*Tasks for this exercise:*
A. According to the descriptions of online religious studies resources, who publishes the Japanese Journal of Religious Studies?
B. From the descriptions of online religious studies resources, reproduce word for word the part that opens with the words containing "Ricci Institute for" and closes with "Court, among others.".

*Provided passage:*
******
J.B. Hare established the Internet Sacred Text Archive to make public domain religious and mythological texts available to the interested reader. It brings together material collected by the archive itself with a variety of links from other primary resource sites on the Internet to form one of the largest and far reaching electronic text resources available anywhere. With a somewhat eclectic selection in content, the site includes everything from English translations of the sacred texts of African, Australian, and North American indigenous cultures to Eastern, Neo-Pagan and Occult traditions. Judeo-Christian and Islamic resources are also well represented. The archive is still growing, with new texts added on a regular basis. The need to avoid material which is still in copyright means that many of the translations date from over a hundred years ago, but the variety of resources in translation makes the site invaluable to those lacking extensive foreign language skills who wish to rapidly familiarise themselves with a specific tradition. This site is an excellent starting point for anyone who wants to locate an electronic English-language version of a significant religious text from almost any religious tradition.
The Japanese Journal of Religious Studies is an academic journal devoted to the study of Japanese religions. The journal's website offers open access to the essays and books reviews published since its inception in 1974; these are available for download in PDF format. The back issues are fully searchable and well indexed. Also available are its submission policy and subscription details for the print version of the work. The journal currently appears twice yearly, published by the Nanzan Institute for Religion and Culture. Links are provided to the Institute's and Nanzan University's home pages.
Ricci Institute for Chinese-Western Cultural History is a major research institute located at the University of San Francisco. The Ricci Institute website has full details of current activities and five major research projects, and also has details of conferences, scholarships, and other scholarly news. The website contains nine issues of Pacific Rim Reports online, offering 15 full-text PDF papers on aspects of Chinese history and culture. There is a searchable online catalogue for the Ricci Institute Library. The website provides a Web link to the Ricci 21st Century Roundtable on the History of Christianity in China website. There are also nine online exhibitions, such as: Through the Moon Gate: Portraits of China, 1950s-1990s; Icons of the Celestial Kingdom; and Mechanics of Heaven: Jesuit Astronomers at the Qing Court, among others.
******
*Recorded data:*

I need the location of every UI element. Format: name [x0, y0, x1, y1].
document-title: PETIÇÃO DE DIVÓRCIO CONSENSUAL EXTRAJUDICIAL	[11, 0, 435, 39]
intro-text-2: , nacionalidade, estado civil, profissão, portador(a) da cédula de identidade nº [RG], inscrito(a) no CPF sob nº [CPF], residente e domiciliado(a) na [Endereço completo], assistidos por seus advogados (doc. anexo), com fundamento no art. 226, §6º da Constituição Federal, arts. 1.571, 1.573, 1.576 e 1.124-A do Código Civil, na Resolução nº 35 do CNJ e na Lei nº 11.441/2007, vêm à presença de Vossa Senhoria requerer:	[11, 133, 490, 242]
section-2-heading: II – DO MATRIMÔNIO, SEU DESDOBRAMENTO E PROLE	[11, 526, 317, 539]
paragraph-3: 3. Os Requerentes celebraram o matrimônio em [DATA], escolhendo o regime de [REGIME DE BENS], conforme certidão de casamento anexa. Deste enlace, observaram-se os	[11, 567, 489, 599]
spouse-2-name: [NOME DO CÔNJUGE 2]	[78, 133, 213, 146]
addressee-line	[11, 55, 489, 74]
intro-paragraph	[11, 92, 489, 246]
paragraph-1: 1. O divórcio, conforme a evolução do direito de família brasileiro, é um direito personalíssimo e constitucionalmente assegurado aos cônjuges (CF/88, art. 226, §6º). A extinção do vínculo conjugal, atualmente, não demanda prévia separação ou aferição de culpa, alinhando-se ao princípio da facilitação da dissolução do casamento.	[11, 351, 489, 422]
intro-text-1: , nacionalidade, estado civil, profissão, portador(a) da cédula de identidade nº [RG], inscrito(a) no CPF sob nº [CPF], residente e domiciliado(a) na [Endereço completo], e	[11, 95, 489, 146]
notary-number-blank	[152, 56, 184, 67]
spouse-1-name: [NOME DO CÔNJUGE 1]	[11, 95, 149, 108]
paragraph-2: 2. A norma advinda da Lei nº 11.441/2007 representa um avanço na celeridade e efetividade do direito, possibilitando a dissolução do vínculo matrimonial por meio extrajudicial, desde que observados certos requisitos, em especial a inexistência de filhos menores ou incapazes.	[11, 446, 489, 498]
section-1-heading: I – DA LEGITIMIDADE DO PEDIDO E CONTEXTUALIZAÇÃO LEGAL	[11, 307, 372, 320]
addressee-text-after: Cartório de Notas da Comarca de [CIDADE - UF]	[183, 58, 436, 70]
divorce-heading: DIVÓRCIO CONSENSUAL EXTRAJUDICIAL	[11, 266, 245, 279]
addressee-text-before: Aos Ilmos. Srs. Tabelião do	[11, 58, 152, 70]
******
*Numbered answers:*
A. The Nanzan Institute for Religion and Culture publishes it.

B.
Ricci Institute for Chinese-Western Cultural History is a major research institute located at the University of San Francisco. The Ricci Institute website has full details of current activities and five major research projects, and also has details of conferences, scholarships, and other scholarly news. The website contains nine issues of Pacific Rim Reports online, offering 15 full-text PDF papers on aspects of Chinese history and culture. There is a searchable online catalogue for the Ricci Institute Library. The website provides a Web link to the Ricci 21st Century Roundtable on the History of Christianity in China website. There are also nine online exhibitions, such as: Through the Moon Gate: Portraits of China, 1950s-1990s; Icons of the Celestial Kingdom; and Mechanics of Heaven: Jesuit Astronomers at the Qing Court, among others.